→ **GIVEN INSTRUCTION**
Could you set out everything in the listing below, from the line containing "y-tick-label: 5 <box>54 230 61 243</box>" down to the line containing "y-tick-label: 0 <box>54 259 61 272</box>", as a numbered list that includes both of those lines and leaves out any blank lines?

→ **DATASET EXCERPTS**
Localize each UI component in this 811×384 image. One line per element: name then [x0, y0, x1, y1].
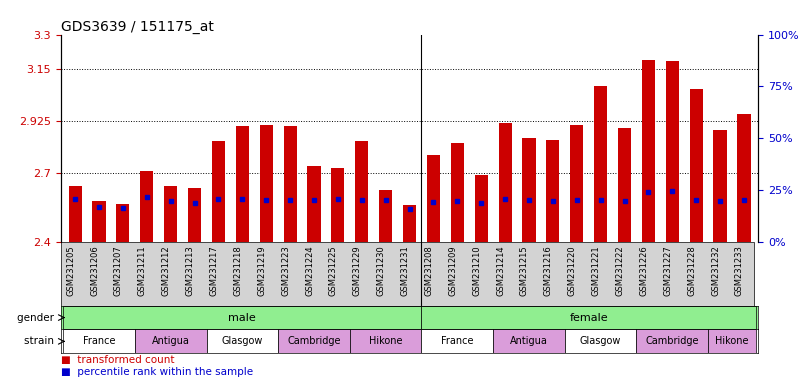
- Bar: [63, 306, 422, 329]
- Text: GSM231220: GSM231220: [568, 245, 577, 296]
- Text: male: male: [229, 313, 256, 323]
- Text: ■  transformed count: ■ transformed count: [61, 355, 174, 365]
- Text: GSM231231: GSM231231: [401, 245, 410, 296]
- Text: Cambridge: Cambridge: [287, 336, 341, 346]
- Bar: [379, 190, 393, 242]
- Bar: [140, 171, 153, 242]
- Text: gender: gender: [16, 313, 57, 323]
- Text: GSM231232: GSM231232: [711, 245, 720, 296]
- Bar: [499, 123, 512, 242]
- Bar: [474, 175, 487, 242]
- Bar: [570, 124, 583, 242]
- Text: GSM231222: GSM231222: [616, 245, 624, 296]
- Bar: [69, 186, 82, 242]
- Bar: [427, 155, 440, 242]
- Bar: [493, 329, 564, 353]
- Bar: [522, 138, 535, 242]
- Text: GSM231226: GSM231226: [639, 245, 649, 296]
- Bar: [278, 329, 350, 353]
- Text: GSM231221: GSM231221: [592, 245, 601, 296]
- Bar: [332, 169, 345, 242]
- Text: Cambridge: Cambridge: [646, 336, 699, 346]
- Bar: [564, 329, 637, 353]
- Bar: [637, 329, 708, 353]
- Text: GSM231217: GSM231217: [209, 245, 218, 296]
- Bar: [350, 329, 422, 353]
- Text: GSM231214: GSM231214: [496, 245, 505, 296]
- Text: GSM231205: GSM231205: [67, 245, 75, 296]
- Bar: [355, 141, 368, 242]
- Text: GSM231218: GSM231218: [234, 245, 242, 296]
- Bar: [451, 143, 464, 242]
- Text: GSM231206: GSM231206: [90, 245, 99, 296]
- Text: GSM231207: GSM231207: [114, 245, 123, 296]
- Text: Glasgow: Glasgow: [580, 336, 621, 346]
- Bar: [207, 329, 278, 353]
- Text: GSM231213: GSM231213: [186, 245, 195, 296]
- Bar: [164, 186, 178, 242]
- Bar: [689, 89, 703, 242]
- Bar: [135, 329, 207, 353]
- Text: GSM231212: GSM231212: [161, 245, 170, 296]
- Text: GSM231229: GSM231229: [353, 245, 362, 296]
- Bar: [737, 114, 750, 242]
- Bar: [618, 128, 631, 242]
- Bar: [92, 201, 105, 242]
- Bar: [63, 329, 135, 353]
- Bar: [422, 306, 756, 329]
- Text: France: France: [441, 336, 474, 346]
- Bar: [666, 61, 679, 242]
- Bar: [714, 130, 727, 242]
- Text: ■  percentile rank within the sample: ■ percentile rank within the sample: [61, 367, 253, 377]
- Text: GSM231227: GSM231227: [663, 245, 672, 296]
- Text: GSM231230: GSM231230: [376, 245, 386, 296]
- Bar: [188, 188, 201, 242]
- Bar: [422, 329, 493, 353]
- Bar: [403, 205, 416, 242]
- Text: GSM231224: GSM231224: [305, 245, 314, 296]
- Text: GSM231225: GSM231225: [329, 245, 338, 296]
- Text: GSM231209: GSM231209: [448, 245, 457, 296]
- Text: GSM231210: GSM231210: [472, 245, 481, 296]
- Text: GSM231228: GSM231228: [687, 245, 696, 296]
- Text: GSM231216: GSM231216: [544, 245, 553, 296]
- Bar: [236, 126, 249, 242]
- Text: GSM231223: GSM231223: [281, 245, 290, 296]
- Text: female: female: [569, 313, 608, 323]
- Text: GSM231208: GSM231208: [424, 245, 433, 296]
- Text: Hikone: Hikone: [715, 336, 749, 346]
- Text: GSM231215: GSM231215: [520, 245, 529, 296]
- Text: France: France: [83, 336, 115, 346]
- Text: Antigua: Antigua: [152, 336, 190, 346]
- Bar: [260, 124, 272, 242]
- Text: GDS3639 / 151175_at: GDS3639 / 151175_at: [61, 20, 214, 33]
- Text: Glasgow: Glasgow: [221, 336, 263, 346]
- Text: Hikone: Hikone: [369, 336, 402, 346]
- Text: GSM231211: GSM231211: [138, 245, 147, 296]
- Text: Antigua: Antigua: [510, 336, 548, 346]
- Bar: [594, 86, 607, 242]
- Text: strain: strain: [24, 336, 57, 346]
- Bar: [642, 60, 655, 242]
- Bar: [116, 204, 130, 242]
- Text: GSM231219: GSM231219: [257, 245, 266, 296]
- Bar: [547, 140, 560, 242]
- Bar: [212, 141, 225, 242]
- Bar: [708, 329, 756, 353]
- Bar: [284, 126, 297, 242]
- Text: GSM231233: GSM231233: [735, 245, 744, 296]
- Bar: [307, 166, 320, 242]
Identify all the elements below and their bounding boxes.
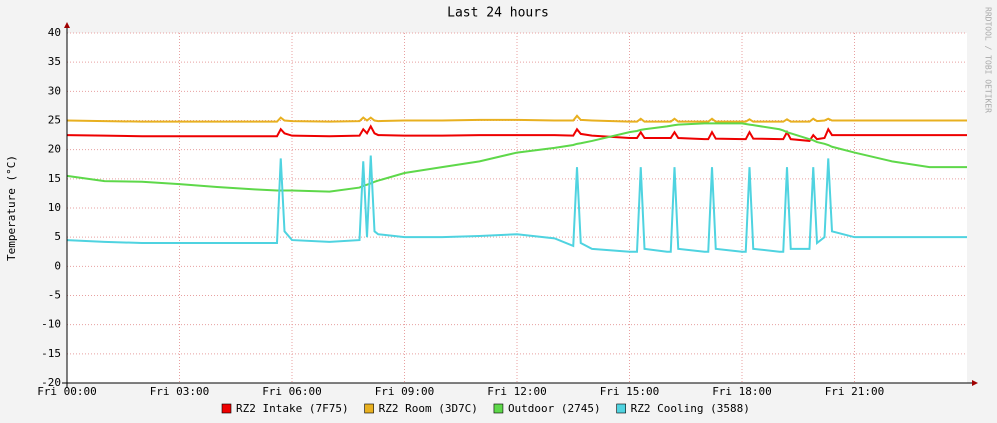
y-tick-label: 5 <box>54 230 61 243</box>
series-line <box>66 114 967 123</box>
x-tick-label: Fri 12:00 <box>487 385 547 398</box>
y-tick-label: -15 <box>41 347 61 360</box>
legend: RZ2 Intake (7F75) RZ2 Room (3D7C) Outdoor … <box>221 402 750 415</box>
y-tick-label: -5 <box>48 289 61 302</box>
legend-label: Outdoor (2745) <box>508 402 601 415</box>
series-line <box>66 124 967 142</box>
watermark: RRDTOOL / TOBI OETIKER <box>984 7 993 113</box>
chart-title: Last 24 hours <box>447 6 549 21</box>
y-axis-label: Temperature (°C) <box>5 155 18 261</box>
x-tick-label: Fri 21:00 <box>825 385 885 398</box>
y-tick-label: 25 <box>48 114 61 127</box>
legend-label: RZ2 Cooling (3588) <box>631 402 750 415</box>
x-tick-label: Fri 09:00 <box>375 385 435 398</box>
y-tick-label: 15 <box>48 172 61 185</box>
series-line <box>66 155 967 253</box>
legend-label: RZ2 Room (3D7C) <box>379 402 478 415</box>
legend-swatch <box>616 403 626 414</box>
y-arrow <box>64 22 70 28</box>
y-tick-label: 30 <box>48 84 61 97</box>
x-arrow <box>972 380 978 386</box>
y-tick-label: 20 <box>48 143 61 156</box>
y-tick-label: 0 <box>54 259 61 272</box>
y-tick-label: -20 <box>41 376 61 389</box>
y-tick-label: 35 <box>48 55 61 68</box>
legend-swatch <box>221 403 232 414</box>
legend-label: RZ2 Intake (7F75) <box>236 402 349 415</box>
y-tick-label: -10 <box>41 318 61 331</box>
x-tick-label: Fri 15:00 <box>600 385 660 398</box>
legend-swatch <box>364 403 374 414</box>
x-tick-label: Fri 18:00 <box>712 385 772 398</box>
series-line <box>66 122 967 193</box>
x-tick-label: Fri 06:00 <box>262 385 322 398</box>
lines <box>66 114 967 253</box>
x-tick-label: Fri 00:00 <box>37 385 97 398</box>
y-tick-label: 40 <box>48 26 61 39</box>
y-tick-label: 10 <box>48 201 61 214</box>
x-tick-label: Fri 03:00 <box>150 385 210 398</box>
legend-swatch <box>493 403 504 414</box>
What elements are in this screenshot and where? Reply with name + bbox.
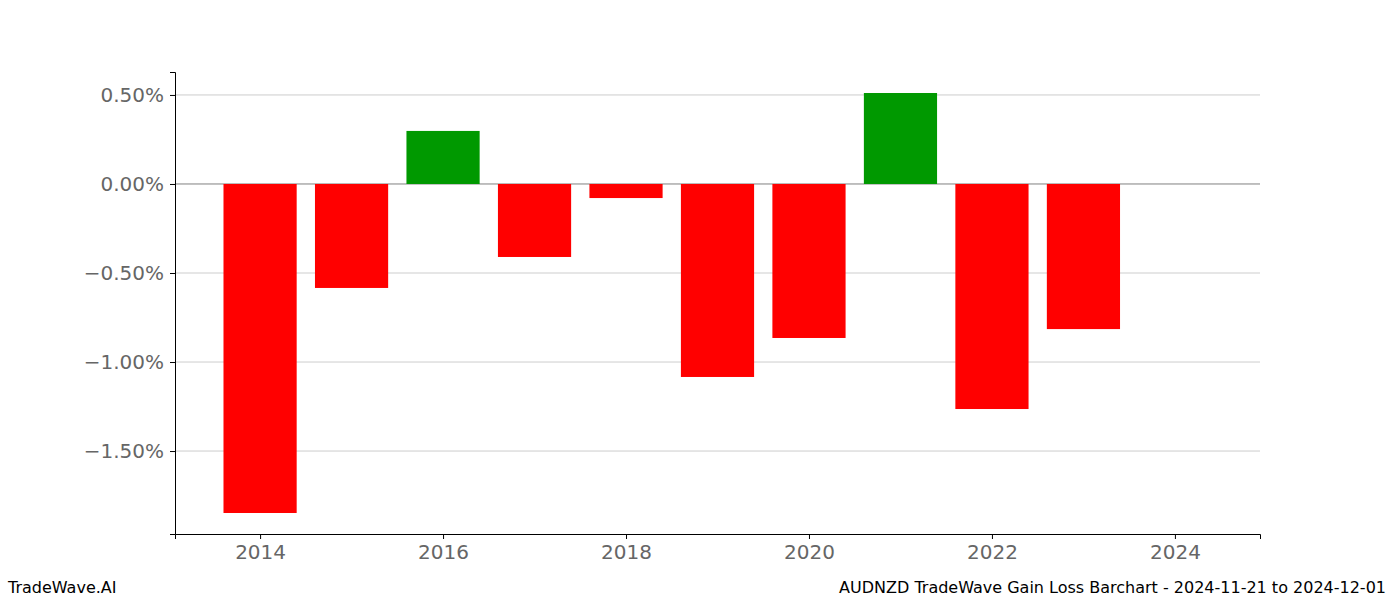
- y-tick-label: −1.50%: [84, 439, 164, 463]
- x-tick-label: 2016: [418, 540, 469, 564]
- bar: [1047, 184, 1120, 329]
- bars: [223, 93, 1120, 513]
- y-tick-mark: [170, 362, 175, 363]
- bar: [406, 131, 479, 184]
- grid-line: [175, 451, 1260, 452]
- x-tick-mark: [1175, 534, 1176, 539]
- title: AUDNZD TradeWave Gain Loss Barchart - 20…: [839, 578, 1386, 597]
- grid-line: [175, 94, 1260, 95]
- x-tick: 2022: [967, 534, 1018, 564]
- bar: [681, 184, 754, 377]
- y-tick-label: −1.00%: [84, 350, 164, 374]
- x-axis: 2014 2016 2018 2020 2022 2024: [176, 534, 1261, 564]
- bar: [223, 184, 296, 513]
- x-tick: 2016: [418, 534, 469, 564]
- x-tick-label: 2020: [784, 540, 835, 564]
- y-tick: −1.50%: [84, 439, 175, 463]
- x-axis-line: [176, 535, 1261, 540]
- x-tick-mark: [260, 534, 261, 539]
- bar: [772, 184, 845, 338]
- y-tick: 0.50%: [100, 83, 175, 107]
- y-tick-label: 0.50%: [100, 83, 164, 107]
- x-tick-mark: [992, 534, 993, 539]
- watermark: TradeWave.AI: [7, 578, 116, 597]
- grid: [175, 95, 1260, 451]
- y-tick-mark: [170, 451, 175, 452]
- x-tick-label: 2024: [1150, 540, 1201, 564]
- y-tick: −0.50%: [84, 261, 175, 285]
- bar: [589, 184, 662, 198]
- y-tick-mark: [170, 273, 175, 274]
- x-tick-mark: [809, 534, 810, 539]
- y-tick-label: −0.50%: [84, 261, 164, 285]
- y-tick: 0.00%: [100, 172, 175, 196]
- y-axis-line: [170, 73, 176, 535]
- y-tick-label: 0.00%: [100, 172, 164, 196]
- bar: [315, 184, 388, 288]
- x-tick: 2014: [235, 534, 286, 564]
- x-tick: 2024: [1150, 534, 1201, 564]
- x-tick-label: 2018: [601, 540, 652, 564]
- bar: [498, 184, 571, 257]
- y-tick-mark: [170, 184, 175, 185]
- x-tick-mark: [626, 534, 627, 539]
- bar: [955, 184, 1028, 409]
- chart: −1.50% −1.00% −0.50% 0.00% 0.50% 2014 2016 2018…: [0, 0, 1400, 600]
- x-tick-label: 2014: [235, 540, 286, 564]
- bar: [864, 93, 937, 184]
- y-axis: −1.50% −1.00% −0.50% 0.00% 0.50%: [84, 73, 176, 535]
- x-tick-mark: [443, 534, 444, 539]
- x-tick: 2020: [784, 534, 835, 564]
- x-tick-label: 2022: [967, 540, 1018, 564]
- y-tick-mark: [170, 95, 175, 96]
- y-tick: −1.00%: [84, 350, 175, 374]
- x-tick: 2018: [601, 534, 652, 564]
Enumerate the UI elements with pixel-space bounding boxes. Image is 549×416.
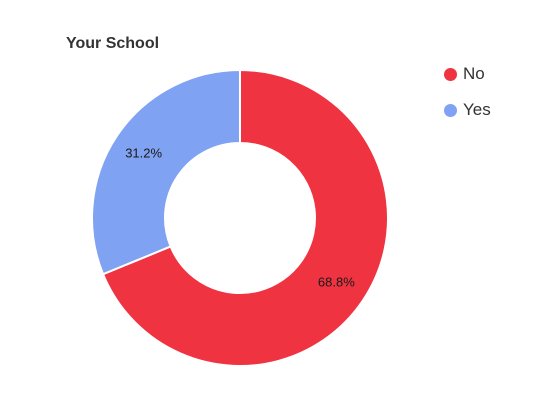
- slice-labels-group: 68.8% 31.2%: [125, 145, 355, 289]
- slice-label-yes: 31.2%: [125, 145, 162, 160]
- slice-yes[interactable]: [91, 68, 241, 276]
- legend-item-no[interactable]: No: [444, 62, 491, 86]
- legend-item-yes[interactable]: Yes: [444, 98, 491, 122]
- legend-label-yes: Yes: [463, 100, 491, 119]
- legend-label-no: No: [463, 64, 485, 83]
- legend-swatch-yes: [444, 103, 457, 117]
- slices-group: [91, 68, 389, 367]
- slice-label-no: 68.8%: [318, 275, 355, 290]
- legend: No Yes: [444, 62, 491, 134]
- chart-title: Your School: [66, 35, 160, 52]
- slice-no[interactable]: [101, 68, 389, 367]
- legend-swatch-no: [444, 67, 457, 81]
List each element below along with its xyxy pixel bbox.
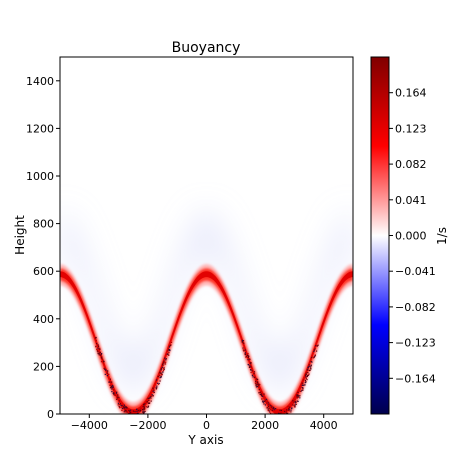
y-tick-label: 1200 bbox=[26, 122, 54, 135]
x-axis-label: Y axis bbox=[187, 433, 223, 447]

→ **ANSWER TO THIS PROBLEM**
1. y-tick-label: 5 <box>54 230 61 243</box>
2. series-line <box>66 114 967 123</box>
3. x-tick-label: Fri 12:00 <box>487 385 547 398</box>
4. y-tick-label: -15 <box>41 347 61 360</box>
5. legend: RZ2 Intake (7F75) RZ2 Room (3D7C) Outdoor … <box>221 402 750 415</box>
6. y-tick-label: -5 <box>48 289 61 302</box>
7. legend-label: Outdoor (2745) <box>508 402 601 415</box>
8. series-line <box>66 124 967 142</box>
9. watermark: RRDTOOL / TOBI OETIKER <box>984 7 993 113</box>
10. chart-title: Last 24 hours <box>447 6 549 21</box>
11. y-axis-label: Temperature (°C) <box>5 155 18 261</box>
12. x-tick-label: Fri 21:00 <box>825 385 885 398</box>
13. y-tick-label: 25 <box>48 114 61 127</box>
14. legend-label: RZ2 Cooling (3588) <box>631 402 750 415</box>
15. x-tick-label: Fri 09:00 <box>375 385 435 398</box>
16. y-tick-label: 15 <box>48 172 61 185</box>
17. series-line <box>66 155 967 253</box>
18. legend-label: RZ2 Room (3D7C) <box>379 402 478 415</box>
19. legend-swatch <box>616 403 626 414</box>
20. y-arrow <box>64 22 70 28</box>
21. y-tick-label: 30 <box>48 84 61 97</box>
22. x-arrow <box>972 380 978 386</box>
23. y-tick-label: 20 <box>48 143 61 156</box>
24. y-tick-label: 0 <box>54 259 61 272</box>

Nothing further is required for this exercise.